> _WORK REQUIRED_
Restate the complete material exactly.

> _LISTING_
Start

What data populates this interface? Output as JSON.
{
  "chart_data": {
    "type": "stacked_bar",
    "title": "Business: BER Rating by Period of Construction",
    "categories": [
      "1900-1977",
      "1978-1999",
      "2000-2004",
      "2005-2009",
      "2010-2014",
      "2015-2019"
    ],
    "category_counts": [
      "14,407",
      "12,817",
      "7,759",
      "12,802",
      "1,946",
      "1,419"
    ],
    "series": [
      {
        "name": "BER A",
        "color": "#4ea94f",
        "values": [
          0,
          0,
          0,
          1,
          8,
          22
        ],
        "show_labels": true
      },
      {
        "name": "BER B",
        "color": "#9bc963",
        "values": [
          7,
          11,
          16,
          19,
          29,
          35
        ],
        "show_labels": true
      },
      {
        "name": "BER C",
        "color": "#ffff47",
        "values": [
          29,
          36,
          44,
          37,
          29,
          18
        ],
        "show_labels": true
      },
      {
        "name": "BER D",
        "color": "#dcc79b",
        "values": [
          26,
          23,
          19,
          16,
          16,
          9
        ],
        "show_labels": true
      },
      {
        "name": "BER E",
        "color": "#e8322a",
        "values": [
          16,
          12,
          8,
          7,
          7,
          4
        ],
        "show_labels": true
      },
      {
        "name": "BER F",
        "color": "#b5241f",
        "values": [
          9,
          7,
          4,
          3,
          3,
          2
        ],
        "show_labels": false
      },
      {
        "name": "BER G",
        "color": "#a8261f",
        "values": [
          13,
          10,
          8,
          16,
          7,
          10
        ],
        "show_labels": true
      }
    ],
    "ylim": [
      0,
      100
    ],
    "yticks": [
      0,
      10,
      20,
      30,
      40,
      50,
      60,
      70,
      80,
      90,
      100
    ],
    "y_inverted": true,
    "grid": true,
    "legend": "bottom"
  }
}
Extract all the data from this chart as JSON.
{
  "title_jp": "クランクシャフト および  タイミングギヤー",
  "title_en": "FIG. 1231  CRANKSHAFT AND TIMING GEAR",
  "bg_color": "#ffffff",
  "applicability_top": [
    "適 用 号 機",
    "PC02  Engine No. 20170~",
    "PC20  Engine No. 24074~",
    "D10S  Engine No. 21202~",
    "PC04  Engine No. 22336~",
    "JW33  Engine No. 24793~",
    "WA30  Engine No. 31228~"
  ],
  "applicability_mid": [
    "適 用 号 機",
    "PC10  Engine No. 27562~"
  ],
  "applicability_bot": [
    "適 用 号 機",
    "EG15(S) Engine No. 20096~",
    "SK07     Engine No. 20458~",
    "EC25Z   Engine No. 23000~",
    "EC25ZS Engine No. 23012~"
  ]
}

End

> _WRITTEN REPLY_
What data populates this interface? Output as JSON.
{
  "chart_data": {
    "type": "stacked_bar",
    "title": "Business: BER Rating by Period of Construction",
    "categories": [
      "1900-1977",
      "1978-1999",
      "2000-2004",
      "2005-2009",
      "2010-2014",
      "2015-2019"
    ],
    "category_counts": [
      "14,407",
      "12,817",
      "7,759",
      "12,802",
      "1,946",
      "1,419"
    ],
    "series": [
      {
        "name": "BER A",
        "color": "#4ea94f",
        "values": [
          0,
          0,
          0,
          1,
          8,
          22
        ],
        "show_labels": true
      },
      {
        "name": "BER B",
        "color": "#9bc963",
        "values": [
          7,
          11,
          16,
          19,
          29,
          35
        ],
        "show_labels": true
      },
      {
        "name": "BER C",
        "color": "#ffff47",
        "values": [
          29,
          36,
          44,
          37,
          29,
          18
        ],
        "show_labels": true
      },
      {
        "name": "BER D",
        "color": "#dcc79b",
        "values": [
          26,
          23,
          19,
          16,
          16,
          9
        ],
        "show_labels": true
      },
      {
        "name": "BER E",
        "color": "#e8322a",
        "values": [
          16,
          12,
          8,
          7,
          7,
          4
        ],
        "show_labels": true
      },
      {
        "name": "BER F",
        "color": "#b5241f",
        "values": [
          9,
          7,
          4,
          3,
          3,
          2
        ],
        "show_labels": false
      },
      {
        "name": "BER G",
        "color": "#a8261f",
        "values": [
          13,
          10,
          8,
          16,
          7,
          10
        ],
        "show_labels": true
      }
    ],
    "ylim": [
      0,
      100
    ],
    "yticks": [
      0,
      10,
      20,
      30,
      40,
      50,
      60,
      70,
      80,
      90,
      100
    ],
    "y_inverted": true,
    "grid": true,
    "legend": "bottom"
  }
}
Extract all the data from this chart as JSON.
{
  "title_jp": "クランクシャフト および  タイミングギヤー",
  "title_en": "FIG. 1231  CRANKSHAFT AND TIMING GEAR",
  "bg_color": "#ffffff",
  "applicability_top": [
    "適 用 号 機",
    "PC02  Engine No. 20170~",
    "PC20  Engine No. 24074~",
    "D10S  Engine No. 21202~",
    "PC04  Engine No. 22336~",
    "JW33  Engine No. 24793~",
    "WA30  Engine No. 31228~"
  ],
  "applicability_mid": [
    "適 用 号 機",
    "PC10  Engine No. 27562~"
  ],
  "applicability_bot": [
    "適 用 号 機",
    "EG15(S) Engine No. 20096~",
    "SK07     Engine No. 20458~",
    "EC25Z   Engine No. 23000~",
    "EC25ZS Engine No. 23012~"
  ]
}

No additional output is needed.